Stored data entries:
——

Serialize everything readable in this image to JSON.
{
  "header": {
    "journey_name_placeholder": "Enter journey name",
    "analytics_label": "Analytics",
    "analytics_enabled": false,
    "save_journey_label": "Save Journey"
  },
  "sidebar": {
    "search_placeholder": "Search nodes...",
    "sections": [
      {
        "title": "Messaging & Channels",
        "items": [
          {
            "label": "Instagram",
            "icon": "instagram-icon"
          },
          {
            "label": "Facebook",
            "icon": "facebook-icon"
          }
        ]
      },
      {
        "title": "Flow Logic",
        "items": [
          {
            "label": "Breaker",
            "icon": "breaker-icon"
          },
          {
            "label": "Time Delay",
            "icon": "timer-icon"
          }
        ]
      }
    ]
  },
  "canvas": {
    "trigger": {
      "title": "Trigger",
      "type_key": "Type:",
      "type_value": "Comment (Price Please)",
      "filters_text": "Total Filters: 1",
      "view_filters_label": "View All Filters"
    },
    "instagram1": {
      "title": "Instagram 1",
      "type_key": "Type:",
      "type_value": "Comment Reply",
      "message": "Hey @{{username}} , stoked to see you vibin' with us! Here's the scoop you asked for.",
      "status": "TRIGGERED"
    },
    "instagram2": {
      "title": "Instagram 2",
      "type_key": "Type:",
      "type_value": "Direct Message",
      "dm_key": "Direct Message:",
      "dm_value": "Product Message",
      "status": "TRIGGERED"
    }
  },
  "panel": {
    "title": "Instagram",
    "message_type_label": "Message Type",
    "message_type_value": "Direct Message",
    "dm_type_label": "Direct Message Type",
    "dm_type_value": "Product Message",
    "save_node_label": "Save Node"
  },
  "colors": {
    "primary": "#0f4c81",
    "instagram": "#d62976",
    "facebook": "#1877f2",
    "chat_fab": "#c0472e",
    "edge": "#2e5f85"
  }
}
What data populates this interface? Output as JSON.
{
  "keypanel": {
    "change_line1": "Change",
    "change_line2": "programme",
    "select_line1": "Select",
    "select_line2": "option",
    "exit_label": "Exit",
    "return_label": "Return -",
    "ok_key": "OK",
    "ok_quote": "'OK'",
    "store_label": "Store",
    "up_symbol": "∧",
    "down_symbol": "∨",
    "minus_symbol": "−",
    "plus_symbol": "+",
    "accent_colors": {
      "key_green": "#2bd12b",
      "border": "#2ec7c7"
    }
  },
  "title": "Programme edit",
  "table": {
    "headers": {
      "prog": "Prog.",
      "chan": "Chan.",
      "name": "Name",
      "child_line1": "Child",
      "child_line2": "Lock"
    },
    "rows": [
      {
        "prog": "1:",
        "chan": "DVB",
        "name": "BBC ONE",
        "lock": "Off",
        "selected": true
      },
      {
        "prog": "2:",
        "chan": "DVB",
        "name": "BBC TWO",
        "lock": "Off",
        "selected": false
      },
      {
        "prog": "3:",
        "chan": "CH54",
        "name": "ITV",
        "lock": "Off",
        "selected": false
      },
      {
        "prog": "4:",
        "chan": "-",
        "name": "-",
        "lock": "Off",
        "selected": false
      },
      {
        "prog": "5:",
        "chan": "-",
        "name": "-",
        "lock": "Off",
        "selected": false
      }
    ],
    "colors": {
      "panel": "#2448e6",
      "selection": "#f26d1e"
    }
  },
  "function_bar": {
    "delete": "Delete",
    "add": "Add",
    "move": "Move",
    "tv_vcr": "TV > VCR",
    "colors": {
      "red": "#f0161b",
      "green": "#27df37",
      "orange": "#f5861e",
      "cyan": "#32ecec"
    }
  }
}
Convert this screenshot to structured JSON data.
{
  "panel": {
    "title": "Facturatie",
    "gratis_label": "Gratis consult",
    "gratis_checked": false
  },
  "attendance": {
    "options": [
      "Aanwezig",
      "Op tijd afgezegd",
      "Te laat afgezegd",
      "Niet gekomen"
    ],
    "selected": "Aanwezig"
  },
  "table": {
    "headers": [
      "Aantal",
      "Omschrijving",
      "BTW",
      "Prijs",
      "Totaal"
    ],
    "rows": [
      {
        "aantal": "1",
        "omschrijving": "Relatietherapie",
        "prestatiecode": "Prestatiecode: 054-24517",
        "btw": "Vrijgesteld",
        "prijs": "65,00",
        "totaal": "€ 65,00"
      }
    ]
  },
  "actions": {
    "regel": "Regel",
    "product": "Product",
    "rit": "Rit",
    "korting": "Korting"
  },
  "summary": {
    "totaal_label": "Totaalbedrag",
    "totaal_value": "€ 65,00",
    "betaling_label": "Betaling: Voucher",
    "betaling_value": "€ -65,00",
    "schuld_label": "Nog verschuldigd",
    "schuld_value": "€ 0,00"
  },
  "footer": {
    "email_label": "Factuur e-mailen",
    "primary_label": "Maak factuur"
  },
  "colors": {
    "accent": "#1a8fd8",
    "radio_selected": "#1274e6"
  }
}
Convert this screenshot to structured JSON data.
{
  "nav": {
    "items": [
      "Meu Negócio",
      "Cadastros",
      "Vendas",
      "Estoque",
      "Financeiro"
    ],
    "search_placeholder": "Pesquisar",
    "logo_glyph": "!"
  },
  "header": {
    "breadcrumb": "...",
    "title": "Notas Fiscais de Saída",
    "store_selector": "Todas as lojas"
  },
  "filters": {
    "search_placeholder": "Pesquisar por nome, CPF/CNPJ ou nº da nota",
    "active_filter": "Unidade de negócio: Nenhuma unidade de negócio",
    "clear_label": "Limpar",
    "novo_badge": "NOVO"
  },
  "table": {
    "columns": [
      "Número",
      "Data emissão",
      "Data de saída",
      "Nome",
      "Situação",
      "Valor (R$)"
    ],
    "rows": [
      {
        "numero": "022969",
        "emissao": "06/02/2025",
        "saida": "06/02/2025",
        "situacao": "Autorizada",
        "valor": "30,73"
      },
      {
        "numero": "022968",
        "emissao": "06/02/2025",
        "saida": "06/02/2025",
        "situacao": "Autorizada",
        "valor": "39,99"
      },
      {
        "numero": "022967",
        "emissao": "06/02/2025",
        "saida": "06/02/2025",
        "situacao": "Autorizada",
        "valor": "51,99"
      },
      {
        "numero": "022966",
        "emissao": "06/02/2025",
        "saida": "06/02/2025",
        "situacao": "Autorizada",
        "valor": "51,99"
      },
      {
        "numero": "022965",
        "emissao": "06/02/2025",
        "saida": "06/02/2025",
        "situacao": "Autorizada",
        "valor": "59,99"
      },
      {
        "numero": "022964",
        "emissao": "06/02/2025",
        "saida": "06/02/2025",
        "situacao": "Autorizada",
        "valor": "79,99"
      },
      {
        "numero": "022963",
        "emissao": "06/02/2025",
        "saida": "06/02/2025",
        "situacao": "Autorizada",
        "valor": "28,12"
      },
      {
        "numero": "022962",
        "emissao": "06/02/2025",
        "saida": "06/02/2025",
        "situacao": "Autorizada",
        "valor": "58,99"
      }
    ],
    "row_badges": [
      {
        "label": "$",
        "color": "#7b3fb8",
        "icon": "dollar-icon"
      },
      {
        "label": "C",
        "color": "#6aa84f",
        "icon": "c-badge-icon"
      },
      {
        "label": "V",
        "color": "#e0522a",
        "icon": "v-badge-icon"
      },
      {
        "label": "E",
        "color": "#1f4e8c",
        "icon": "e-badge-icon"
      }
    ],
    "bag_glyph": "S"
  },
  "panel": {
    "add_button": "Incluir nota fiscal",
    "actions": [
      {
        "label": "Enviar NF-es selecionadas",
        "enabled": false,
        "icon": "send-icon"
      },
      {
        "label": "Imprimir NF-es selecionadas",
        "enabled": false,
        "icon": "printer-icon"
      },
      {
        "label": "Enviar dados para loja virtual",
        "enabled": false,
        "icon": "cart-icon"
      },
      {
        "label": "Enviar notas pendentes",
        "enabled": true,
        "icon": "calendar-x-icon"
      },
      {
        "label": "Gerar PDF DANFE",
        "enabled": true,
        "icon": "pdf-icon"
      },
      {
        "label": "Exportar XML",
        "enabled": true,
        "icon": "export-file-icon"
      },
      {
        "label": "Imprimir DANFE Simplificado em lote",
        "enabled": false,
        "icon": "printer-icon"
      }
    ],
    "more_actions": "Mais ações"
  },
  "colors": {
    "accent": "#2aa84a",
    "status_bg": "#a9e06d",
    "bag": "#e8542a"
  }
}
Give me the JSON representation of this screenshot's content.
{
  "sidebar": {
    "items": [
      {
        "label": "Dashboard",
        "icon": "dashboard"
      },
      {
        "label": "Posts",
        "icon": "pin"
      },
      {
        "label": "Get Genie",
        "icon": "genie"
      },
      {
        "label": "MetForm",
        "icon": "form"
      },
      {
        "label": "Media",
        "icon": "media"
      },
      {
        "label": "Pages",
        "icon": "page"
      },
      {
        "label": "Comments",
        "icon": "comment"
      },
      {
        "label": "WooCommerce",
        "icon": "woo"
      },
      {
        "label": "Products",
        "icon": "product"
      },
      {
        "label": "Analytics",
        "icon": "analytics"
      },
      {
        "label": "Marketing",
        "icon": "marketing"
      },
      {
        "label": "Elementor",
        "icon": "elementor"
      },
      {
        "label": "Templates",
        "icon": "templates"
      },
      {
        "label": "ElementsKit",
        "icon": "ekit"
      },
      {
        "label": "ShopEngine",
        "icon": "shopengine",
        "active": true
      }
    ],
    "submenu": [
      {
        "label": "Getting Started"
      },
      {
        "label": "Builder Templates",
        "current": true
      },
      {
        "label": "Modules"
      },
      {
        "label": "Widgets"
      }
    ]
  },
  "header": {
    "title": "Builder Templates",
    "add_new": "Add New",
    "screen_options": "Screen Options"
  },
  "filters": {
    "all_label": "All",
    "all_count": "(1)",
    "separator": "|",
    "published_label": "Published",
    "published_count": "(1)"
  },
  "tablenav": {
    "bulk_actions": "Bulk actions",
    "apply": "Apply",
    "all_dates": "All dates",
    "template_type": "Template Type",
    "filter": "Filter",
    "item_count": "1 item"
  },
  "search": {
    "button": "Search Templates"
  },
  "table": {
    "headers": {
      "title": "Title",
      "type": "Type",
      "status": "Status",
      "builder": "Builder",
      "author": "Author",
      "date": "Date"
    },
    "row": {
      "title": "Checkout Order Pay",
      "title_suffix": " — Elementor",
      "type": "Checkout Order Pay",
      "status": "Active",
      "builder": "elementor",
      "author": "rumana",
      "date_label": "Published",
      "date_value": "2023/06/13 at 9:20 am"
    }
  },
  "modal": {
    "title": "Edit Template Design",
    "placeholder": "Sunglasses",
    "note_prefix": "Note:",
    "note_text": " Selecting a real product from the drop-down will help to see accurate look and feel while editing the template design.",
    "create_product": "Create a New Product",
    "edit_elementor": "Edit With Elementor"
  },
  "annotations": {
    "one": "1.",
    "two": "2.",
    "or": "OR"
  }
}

——

WHAT IS ASKED: Gather each line of the listing that holds the string "Direct".

ANSWER TO THIS EXERCISE:
      "type_value": "Direct Message",
      "dm_key": "Direct Message:",
    "message_type_value": "Direct Message",
    "dm_type_label": "Direct Message Type",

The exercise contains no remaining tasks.